> **Short task**
From the listing below, extract each line containing the string "invades".

-- begin Data to use --

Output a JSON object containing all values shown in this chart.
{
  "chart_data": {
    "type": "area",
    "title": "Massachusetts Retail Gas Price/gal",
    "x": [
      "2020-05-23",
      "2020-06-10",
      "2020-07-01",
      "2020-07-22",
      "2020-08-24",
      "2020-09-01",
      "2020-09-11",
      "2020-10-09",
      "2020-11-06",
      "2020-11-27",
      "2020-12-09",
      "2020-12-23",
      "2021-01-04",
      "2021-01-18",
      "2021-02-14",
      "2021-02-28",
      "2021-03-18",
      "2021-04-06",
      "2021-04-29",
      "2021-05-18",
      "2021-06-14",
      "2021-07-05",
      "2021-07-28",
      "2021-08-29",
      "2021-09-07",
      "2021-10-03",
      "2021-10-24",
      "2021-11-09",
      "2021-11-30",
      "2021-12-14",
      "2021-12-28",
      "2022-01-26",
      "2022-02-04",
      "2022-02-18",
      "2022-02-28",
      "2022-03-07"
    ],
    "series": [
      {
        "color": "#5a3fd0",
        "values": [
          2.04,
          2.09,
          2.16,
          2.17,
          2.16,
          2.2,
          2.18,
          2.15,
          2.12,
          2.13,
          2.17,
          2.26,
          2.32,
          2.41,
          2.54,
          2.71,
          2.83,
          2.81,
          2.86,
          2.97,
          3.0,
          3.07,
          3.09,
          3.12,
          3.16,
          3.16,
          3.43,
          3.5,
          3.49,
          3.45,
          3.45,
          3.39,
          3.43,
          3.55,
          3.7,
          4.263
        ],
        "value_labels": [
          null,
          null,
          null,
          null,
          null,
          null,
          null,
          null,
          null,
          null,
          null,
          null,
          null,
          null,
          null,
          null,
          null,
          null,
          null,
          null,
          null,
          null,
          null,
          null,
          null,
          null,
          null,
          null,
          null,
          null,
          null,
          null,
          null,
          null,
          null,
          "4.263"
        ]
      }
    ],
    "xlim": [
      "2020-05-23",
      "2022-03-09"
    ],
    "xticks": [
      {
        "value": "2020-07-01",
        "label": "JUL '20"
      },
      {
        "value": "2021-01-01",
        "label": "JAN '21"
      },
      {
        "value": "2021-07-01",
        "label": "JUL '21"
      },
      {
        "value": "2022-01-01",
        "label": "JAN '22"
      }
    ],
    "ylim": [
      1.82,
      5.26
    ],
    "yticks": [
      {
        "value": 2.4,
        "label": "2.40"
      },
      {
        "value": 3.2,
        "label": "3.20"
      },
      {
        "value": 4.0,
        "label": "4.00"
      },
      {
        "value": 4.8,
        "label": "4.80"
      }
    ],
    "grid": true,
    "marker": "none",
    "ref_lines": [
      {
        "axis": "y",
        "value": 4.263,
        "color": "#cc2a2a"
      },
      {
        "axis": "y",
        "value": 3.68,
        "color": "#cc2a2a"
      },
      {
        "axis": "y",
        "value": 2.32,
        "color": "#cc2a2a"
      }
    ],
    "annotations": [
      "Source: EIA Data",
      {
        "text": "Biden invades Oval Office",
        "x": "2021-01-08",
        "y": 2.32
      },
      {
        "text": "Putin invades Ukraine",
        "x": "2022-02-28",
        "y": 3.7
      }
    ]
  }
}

-- end Data to use --

> **Worked answer**
        "text": "Biden invades Oval Office",
        "text": "Putin invades Ukraine",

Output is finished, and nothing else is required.